▶ TASK TO CARRY OUT
Write out the material below again, unchanged.
'''
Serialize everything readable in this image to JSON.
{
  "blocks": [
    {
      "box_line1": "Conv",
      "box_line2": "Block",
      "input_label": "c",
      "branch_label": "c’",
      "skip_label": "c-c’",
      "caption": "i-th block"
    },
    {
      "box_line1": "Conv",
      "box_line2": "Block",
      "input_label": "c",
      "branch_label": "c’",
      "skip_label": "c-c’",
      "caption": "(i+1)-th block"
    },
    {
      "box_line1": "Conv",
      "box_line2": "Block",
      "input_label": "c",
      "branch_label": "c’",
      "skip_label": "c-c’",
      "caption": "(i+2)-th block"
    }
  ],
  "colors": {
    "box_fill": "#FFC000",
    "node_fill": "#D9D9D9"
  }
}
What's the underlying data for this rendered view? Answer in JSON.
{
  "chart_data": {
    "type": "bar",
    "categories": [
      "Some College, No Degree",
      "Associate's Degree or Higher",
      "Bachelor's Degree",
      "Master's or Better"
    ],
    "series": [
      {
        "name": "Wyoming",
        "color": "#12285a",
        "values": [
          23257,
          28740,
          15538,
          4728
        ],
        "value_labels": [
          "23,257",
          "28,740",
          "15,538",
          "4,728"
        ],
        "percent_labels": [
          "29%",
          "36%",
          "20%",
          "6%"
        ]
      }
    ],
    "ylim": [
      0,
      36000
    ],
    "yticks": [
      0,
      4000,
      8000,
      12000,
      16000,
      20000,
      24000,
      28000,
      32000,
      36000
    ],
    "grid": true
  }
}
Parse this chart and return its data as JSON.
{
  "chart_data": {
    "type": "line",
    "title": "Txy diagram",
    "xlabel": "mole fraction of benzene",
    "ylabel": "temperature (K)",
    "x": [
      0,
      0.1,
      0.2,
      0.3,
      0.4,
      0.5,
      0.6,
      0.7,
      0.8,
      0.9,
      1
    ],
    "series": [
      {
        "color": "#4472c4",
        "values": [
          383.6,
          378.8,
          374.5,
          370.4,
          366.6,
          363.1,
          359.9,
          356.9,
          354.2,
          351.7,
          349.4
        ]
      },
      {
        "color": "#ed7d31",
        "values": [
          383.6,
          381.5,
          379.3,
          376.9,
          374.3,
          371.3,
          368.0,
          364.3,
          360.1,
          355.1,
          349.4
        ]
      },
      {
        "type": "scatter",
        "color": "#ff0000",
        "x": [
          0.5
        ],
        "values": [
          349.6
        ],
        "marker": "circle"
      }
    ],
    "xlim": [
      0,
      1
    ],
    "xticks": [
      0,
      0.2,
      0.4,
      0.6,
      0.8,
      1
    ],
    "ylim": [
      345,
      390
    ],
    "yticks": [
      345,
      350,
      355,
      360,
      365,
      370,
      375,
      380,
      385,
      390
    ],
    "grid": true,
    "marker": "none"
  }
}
'''
▶ EXERCISE RESPONSE
Serialize everything readable in this image to JSON.
{
  "blocks": [
    {
      "box_line1": "Conv",
      "box_line2": "Block",
      "input_label": "c",
      "branch_label": "c’",
      "skip_label": "c-c’",
      "caption": "i-th block"
    },
    {
      "box_line1": "Conv",
      "box_line2": "Block",
      "input_label": "c",
      "branch_label": "c’",
      "skip_label": "c-c’",
      "caption": "(i+1)-th block"
    },
    {
      "box_line1": "Conv",
      "box_line2": "Block",
      "input_label": "c",
      "branch_label": "c’",
      "skip_label": "c-c’",
      "caption": "(i+2)-th block"
    }
  ],
  "colors": {
    "box_fill": "#FFC000",
    "node_fill": "#D9D9D9"
  }
}
What's the underlying data for this rendered view? Answer in JSON.
{
  "chart_data": {
    "type": "bar",
    "categories": [
      "Some College, No Degree",
      "Associate's Degree or Higher",
      "Bachelor's Degree",
      "Master's or Better"
    ],
    "series": [
      {
        "name": "Wyoming",
        "color": "#12285a",
        "values": [
          23257,
          28740,
          15538,
          4728
        ],
        "value_labels": [
          "23,257",
          "28,740",
          "15,538",
          "4,728"
        ],
        "percent_labels": [
          "29%",
          "36%",
          "20%",
          "6%"
        ]
      }
    ],
    "ylim": [
      0,
      36000
    ],
    "yticks": [
      0,
      4000,
      8000,
      12000,
      16000,
      20000,
      24000,
      28000,
      32000,
      36000
    ],
    "grid": true
  }
}
Parse this chart and return its data as JSON.
{
  "chart_data": {
    "type": "line",
    "title": "Txy diagram",
    "xlabel": "mole fraction of benzene",
    "ylabel": "temperature (K)",
    "x": [
      0,
      0.1,
      0.2,
      0.3,
      0.4,
      0.5,
      0.6,
      0.7,
      0.8,
      0.9,
      1
    ],
    "series": [
      {
        "color": "#4472c4",
        "values": [
          383.6,
          378.8,
          374.5,
          370.4,
          366.6,
          363.1,
          359.9,
          356.9,
          354.2,
          351.7,
          349.4
        ]
      },
      {
        "color": "#ed7d31",
        "values": [
          383.6,
          381.5,
          379.3,
          376.9,
          374.3,
          371.3,
          368.0,
          364.3,
          360.1,
          355.1,
          349.4
        ]
      },
      {
        "type": "scatter",
        "color": "#ff0000",
        "x": [
          0.5
        ],
        "values": [
          349.6
        ],
        "marker": "circle"
      }
    ],
    "xlim": [
      0,
      1
    ],
    "xticks": [
      0,
      0.2,
      0.4,
      0.6,
      0.8,
      1
    ],
    "ylim": [
      345,
      390
    ],
    "yticks": [
      345,
      350,
      355,
      360,
      365,
      370,
      375,
      380,
      385,
      390
    ],
    "grid": true,
    "marker": "none"
  }
}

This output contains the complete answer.